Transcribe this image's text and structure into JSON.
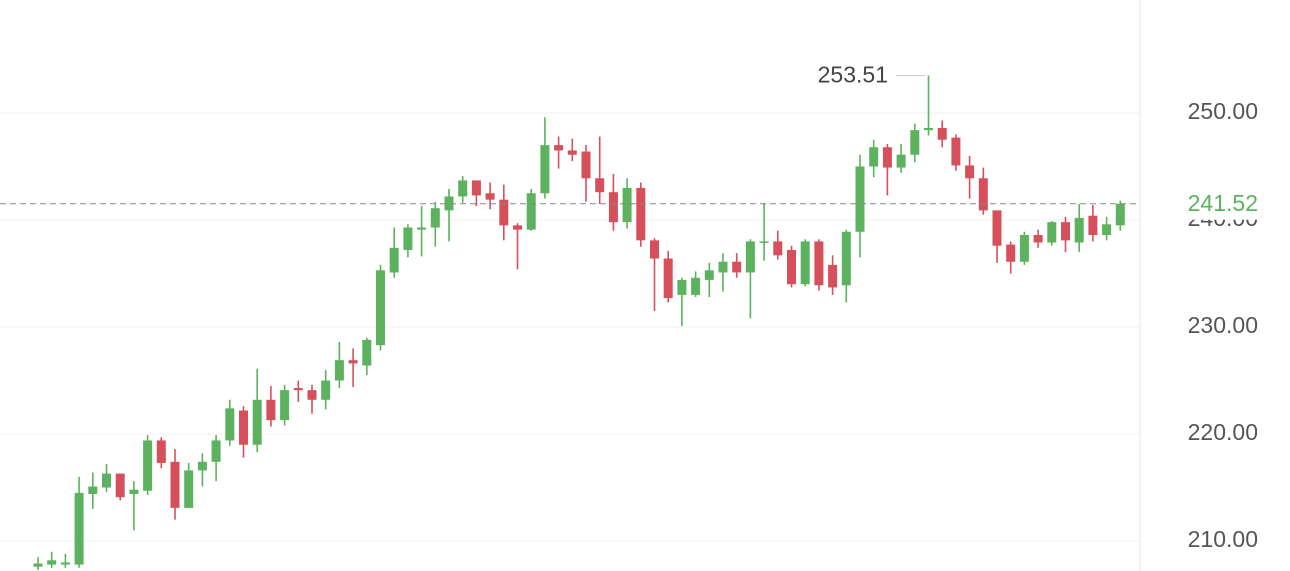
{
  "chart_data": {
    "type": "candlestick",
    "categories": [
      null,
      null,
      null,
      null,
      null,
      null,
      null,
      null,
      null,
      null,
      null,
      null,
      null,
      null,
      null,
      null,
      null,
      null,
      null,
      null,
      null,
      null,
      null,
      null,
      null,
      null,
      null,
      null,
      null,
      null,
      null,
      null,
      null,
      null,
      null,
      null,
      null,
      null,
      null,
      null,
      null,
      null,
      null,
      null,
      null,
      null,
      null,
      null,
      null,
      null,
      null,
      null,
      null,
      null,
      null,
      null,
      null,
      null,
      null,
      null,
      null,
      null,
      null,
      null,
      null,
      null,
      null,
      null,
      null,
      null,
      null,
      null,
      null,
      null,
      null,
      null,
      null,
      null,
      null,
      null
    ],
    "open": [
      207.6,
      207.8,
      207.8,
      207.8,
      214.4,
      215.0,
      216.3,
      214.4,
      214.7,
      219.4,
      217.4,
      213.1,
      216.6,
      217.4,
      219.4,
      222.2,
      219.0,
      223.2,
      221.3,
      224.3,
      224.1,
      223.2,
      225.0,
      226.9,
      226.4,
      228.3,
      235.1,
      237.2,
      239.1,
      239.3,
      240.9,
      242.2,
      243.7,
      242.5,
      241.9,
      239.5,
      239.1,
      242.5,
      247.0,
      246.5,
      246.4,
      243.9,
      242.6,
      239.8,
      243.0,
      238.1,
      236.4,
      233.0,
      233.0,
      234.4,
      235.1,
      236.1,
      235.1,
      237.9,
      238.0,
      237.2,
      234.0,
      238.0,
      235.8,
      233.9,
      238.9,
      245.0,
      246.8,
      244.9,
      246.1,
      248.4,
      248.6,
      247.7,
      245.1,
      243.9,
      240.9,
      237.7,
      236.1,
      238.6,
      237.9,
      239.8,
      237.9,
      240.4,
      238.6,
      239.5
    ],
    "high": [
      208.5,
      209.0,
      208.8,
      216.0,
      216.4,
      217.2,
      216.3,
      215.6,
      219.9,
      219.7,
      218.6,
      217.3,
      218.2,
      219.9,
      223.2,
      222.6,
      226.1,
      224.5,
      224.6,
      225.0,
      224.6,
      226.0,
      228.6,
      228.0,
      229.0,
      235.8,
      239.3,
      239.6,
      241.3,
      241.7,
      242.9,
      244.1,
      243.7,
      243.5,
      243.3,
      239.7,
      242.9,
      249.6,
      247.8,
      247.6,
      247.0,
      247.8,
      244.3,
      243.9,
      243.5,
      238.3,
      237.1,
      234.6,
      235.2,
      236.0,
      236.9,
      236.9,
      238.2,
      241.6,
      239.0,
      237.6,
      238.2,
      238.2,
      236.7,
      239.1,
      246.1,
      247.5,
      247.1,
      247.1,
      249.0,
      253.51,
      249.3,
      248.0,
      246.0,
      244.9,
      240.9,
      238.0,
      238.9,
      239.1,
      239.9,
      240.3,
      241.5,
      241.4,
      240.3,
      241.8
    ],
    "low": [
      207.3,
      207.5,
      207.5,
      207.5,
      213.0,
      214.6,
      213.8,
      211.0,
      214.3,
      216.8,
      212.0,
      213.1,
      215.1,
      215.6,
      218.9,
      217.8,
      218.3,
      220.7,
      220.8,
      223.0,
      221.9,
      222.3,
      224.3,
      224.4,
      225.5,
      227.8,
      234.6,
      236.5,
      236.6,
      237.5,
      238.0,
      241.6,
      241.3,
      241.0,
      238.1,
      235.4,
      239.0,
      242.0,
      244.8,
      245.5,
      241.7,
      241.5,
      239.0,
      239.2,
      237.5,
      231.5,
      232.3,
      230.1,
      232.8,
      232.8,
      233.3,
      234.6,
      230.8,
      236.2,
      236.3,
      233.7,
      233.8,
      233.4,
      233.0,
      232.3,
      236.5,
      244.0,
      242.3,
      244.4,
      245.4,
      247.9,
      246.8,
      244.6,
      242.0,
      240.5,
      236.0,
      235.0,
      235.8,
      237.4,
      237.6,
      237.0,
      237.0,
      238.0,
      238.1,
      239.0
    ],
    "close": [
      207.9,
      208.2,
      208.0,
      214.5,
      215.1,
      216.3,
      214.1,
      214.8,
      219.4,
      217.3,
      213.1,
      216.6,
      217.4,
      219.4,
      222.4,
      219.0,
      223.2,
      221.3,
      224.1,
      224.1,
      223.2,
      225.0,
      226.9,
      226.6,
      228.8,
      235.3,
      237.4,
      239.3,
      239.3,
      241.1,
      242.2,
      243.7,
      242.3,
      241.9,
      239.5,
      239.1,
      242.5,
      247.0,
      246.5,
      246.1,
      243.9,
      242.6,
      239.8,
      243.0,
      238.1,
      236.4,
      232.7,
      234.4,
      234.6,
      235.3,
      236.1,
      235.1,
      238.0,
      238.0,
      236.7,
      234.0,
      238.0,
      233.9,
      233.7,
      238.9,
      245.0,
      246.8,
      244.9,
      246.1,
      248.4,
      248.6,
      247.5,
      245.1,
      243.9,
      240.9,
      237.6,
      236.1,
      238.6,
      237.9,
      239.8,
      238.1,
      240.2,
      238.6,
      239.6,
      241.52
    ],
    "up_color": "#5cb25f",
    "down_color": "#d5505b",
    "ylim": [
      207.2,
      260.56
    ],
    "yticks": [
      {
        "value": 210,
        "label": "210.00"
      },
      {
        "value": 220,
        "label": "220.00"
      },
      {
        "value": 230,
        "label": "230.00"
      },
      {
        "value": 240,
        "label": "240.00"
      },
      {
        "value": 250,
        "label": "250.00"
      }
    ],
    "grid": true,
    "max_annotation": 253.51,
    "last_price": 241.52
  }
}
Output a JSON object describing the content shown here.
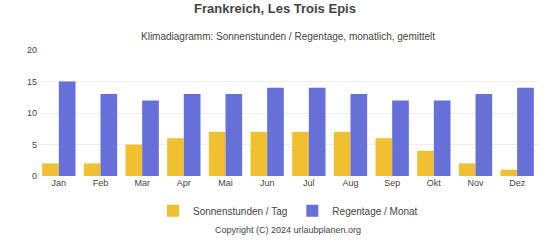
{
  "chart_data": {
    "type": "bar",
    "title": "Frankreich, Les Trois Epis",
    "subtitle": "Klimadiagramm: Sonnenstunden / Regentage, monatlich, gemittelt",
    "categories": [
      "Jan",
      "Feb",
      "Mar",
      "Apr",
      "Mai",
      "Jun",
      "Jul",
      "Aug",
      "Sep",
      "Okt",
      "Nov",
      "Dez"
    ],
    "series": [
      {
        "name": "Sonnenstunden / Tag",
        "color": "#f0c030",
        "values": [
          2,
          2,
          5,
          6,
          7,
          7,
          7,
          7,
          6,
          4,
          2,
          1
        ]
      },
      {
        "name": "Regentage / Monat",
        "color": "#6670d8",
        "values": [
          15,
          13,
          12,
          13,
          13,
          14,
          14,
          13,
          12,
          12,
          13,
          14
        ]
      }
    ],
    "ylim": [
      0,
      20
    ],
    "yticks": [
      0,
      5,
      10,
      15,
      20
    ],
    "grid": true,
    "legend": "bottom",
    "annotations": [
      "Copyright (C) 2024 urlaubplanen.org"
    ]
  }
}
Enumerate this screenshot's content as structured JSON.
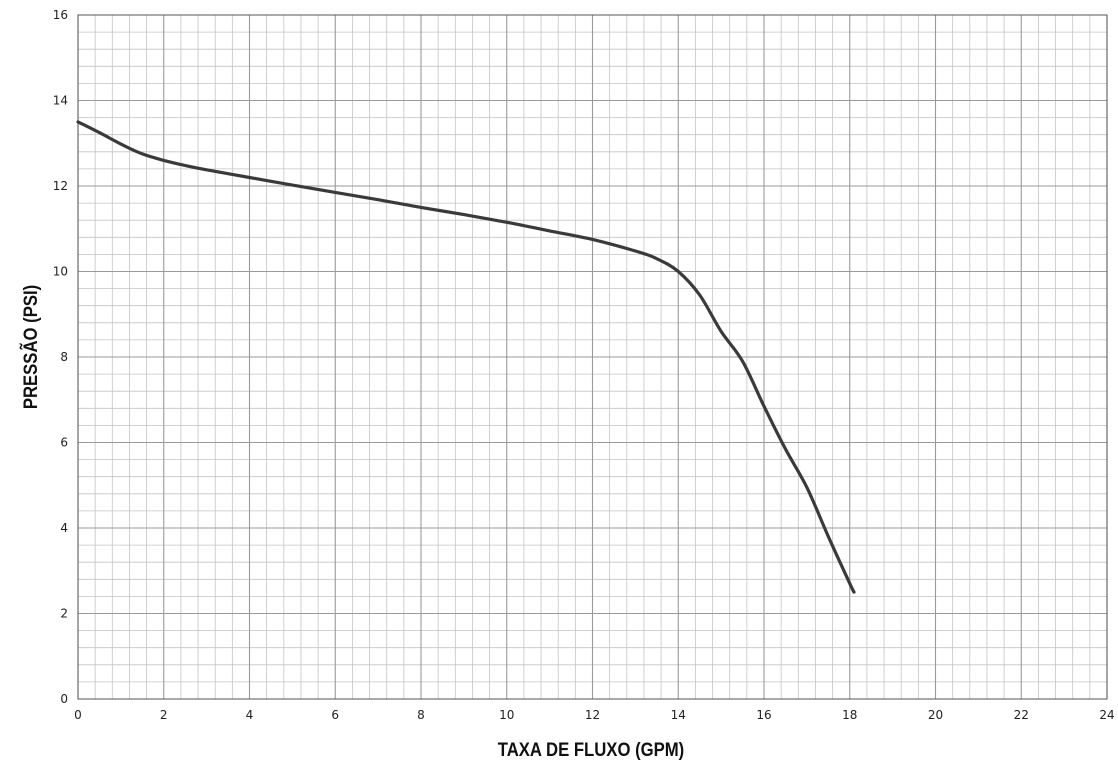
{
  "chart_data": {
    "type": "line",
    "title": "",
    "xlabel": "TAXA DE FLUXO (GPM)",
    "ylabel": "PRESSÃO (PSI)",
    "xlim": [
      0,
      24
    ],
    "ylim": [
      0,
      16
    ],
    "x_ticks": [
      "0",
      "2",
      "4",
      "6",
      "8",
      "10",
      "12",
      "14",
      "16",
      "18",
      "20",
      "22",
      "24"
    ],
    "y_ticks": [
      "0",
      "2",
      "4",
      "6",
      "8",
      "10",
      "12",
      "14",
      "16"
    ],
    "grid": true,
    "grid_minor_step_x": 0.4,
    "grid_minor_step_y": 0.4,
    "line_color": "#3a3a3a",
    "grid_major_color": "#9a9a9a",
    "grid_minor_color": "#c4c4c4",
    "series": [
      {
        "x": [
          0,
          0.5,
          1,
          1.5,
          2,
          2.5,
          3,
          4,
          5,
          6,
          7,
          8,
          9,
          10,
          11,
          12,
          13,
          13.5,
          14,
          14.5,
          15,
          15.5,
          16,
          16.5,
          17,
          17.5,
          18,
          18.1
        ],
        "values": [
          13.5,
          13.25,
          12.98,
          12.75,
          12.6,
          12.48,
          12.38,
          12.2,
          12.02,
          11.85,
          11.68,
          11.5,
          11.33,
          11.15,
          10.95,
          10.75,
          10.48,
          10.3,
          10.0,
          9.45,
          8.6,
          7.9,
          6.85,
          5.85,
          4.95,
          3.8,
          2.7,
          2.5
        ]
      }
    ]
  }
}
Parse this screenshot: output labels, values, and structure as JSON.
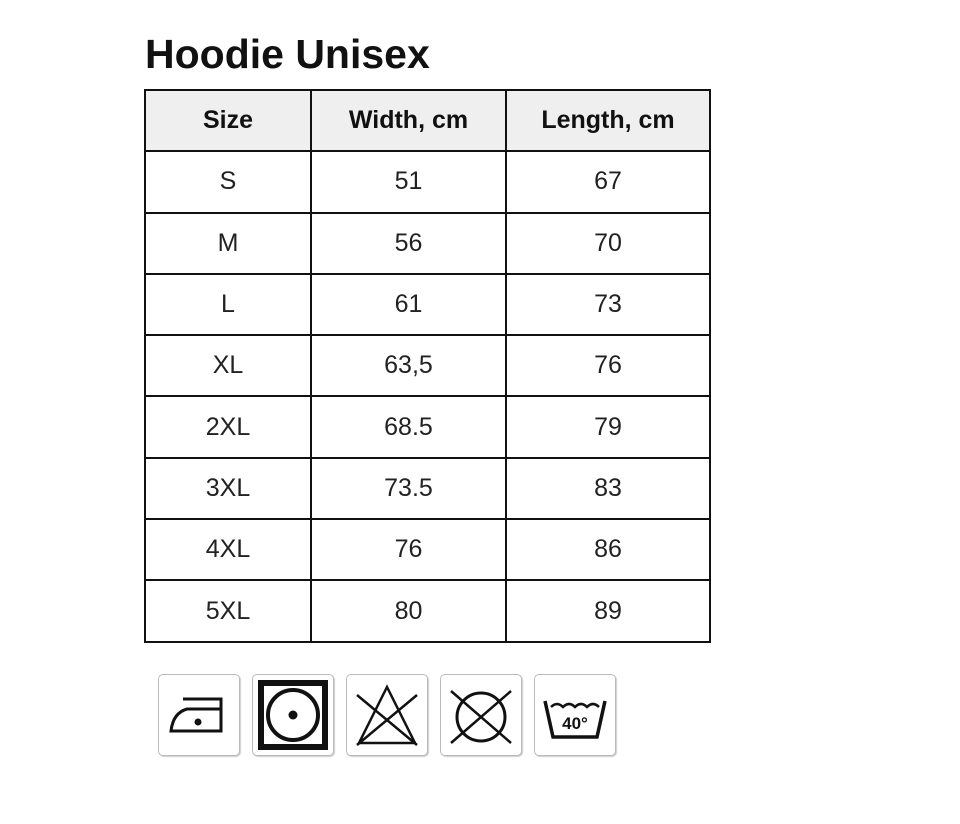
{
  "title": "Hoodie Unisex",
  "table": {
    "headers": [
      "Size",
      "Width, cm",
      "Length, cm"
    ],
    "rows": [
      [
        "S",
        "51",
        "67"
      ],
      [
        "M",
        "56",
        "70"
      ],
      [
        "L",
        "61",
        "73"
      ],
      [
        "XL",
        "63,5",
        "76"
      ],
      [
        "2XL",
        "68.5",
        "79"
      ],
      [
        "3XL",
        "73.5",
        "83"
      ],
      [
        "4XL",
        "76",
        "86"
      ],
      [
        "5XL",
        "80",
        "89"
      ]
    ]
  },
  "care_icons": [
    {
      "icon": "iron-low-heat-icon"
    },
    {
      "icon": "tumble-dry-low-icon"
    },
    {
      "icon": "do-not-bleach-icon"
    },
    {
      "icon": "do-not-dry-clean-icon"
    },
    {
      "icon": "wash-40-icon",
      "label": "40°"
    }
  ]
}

+++

### Aim
Copy out only the lines beginning at the line with "Parse this screenshot: output" and ending at the last line of the entries. Keep them exact; drop pictures.

### Written answer
Parse this screenshot: output labels, values, and structure as JSON.
{
  "title": "Hoodie Unisex",
  "table": {
    "headers": [
      "Size",
      "Width, cm",
      "Length, cm"
    ],
    "rows": [
      [
        "S",
        "51",
        "67"
      ],
      [
        "M",
        "56",
        "70"
      ],
      [
        "L",
        "61",
        "73"
      ],
      [
        "XL",
        "63,5",
        "76"
      ],
      [
        "2XL",
        "68.5",
        "79"
      ],
      [
        "3XL",
        "73.5",
        "83"
      ],
      [
        "4XL",
        "76",
        "86"
      ],
      [
        "5XL",
        "80",
        "89"
      ]
    ]
  },
  "care_icons": [
    {
      "icon": "iron-low-heat-icon"
    },
    {
      "icon": "tumble-dry-low-icon"
    },
    {
      "icon": "do-not-bleach-icon"
    },
    {
      "icon": "do-not-dry-clean-icon"
    },
    {
      "icon": "wash-40-icon",
      "label": "40°"
    }
  ]
}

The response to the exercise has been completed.